▶ _Aim_: Copy every line of the records below where the word "median" occurs.

........

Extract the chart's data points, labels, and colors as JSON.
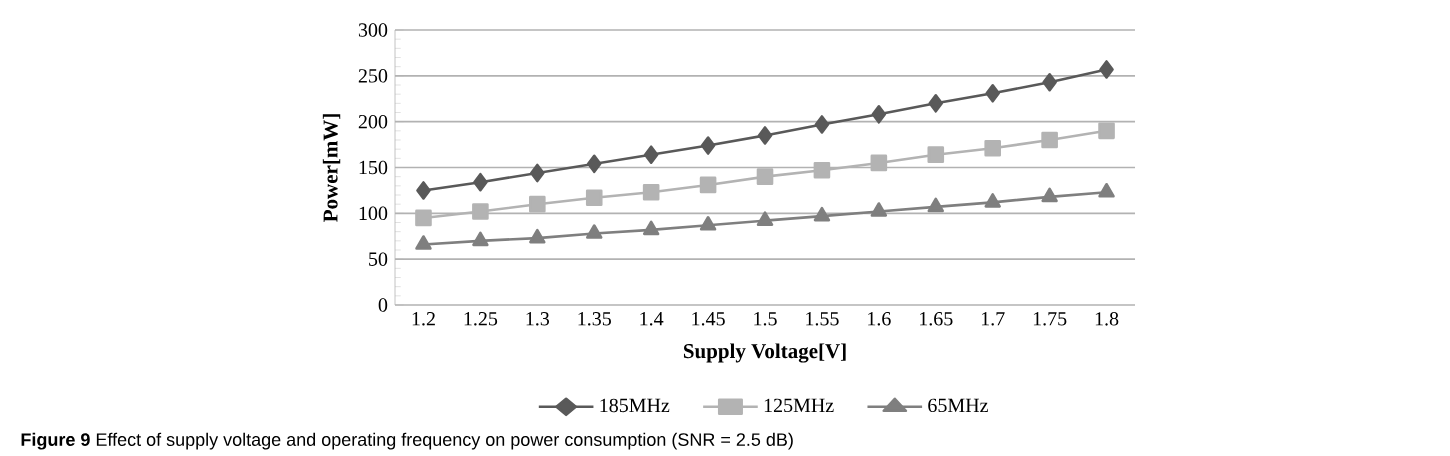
{
  "chart_data": {
    "type": "line",
    "xlabel": "Supply  Voltage[V]",
    "ylabel": "Power[mW]",
    "categories": [
      "1.2",
      "1.25",
      "1.3",
      "1.35",
      "1.4",
      "1.45",
      "1.5",
      "1.55",
      "1.6",
      "1.65",
      "1.7",
      "1.75",
      "1.8"
    ],
    "series": [
      {
        "name": "185MHz",
        "color": "#595959",
        "marker": "diamond",
        "values": [
          125,
          134,
          144,
          154,
          164,
          174,
          185,
          197,
          208,
          220,
          231,
          243,
          257
        ]
      },
      {
        "name": "125MHz",
        "color": "#b3b3b3",
        "marker": "square",
        "values": [
          95,
          102,
          110,
          117,
          123,
          131,
          140,
          147,
          155,
          164,
          171,
          180,
          190
        ]
      },
      {
        "name": "65MHz",
        "color": "#7f7f7f",
        "marker": "triangle",
        "values": [
          66,
          70,
          73,
          78,
          82,
          87,
          92,
          97,
          102,
          107,
          112,
          118,
          123
        ]
      }
    ],
    "ylim": [
      0,
      300
    ],
    "yticks": [
      0,
      50,
      100,
      150,
      200,
      250,
      300
    ],
    "grid": "y",
    "legend": "bottom",
    "annotations": [
      "**Figure 9** Effect of supply voltage and operating frequency on power consumption (SNR = 2.5 dB)"
    ]
  }
}
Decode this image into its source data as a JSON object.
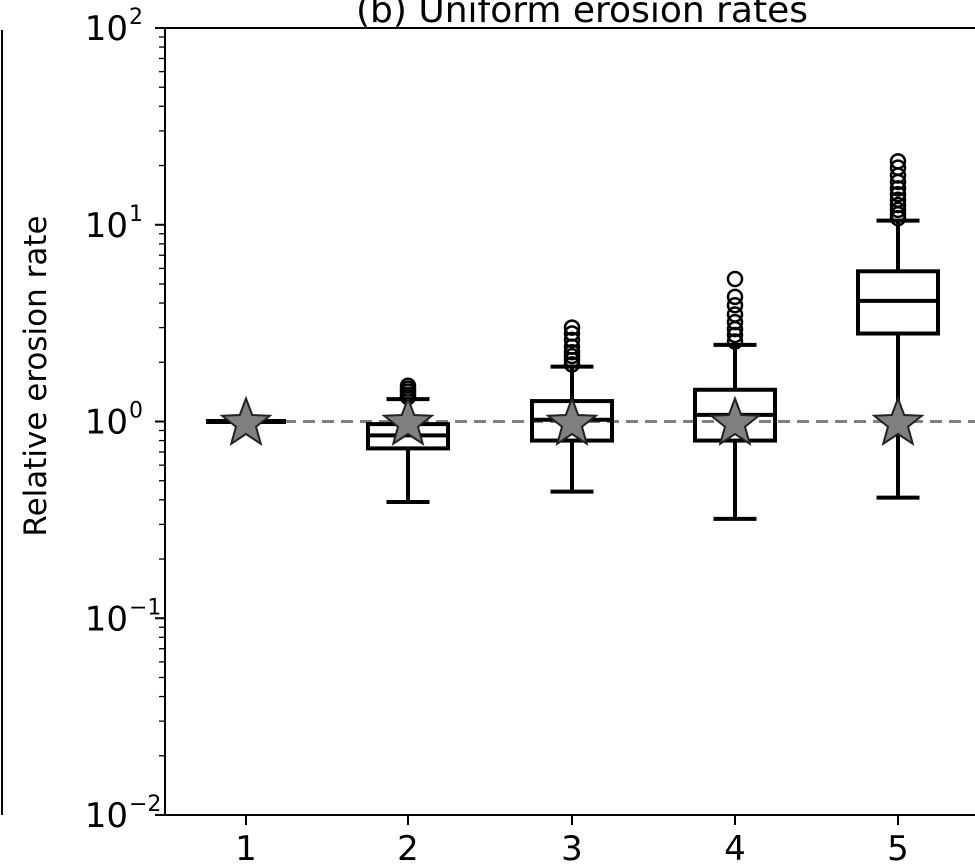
{
  "chart_data": {
    "type": "box",
    "title": "(b) Uniform erosion rates",
    "ylabel": "Relative erosion rate",
    "xlabel": "",
    "yscale": "log",
    "ylim": [
      0.01,
      100
    ],
    "y_ticks": [
      {
        "value": 0.01,
        "base": "10",
        "exp": "−2"
      },
      {
        "value": 0.1,
        "base": "10",
        "exp": "−1"
      },
      {
        "value": 1,
        "base": "10",
        "exp": "0"
      },
      {
        "value": 10,
        "base": "10",
        "exp": "1"
      },
      {
        "value": 100,
        "base": "10",
        "exp": "2"
      }
    ],
    "categories": [
      "1",
      "2",
      "3",
      "4",
      "5"
    ],
    "reference_line": {
      "y": 1,
      "style": "dashed",
      "color": "#808080"
    },
    "boxes": [
      {
        "category": "1",
        "whisker_low": 1.0,
        "q1": 1.0,
        "median": 1.0,
        "q3": 1.0,
        "whisker_high": 1.0,
        "outliers": []
      },
      {
        "category": "2",
        "whisker_low": 0.39,
        "q1": 0.73,
        "median": 0.85,
        "q3": 0.97,
        "whisker_high": 1.3,
        "outliers": [
          1.33,
          1.37,
          1.42,
          1.47,
          1.52
        ]
      },
      {
        "category": "3",
        "whisker_low": 0.44,
        "q1": 0.8,
        "median": 1.02,
        "q3": 1.27,
        "whisker_high": 1.9,
        "outliers": [
          1.95,
          2.05,
          2.15,
          2.25,
          2.4,
          2.6,
          2.8,
          3.0
        ]
      },
      {
        "category": "4",
        "whisker_low": 0.32,
        "q1": 0.8,
        "median": 1.08,
        "q3": 1.45,
        "whisker_high": 2.45,
        "outliers": [
          2.55,
          2.75,
          2.95,
          3.2,
          3.5,
          3.9,
          4.3,
          5.3
        ]
      },
      {
        "category": "5",
        "whisker_low": 0.41,
        "q1": 2.8,
        "median": 4.1,
        "q3": 5.8,
        "whisker_high": 10.5,
        "outliers": [
          10.8,
          11.3,
          11.9,
          12.6,
          13.4,
          14.3,
          15.3,
          16.5,
          17.8,
          19.5,
          21.0
        ]
      }
    ],
    "markers": [
      {
        "category": "1",
        "y": 1,
        "shape": "star",
        "color": "#808080"
      },
      {
        "category": "2",
        "y": 1,
        "shape": "star",
        "color": "#808080"
      },
      {
        "category": "3",
        "y": 1,
        "shape": "star",
        "color": "#808080"
      },
      {
        "category": "4",
        "y": 1,
        "shape": "star",
        "color": "#808080"
      },
      {
        "category": "5",
        "y": 1,
        "shape": "star",
        "color": "#808080"
      }
    ],
    "colors": {
      "box": "#000000",
      "star_fill": "#808080",
      "star_edge": "#222222",
      "reference": "#808080"
    }
  }
}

........

▶ _Solution_:
        "median": 1.0,
        "median": 0.85,
        "median": 1.02,
        "median": 1.08,
        "median": 4.1,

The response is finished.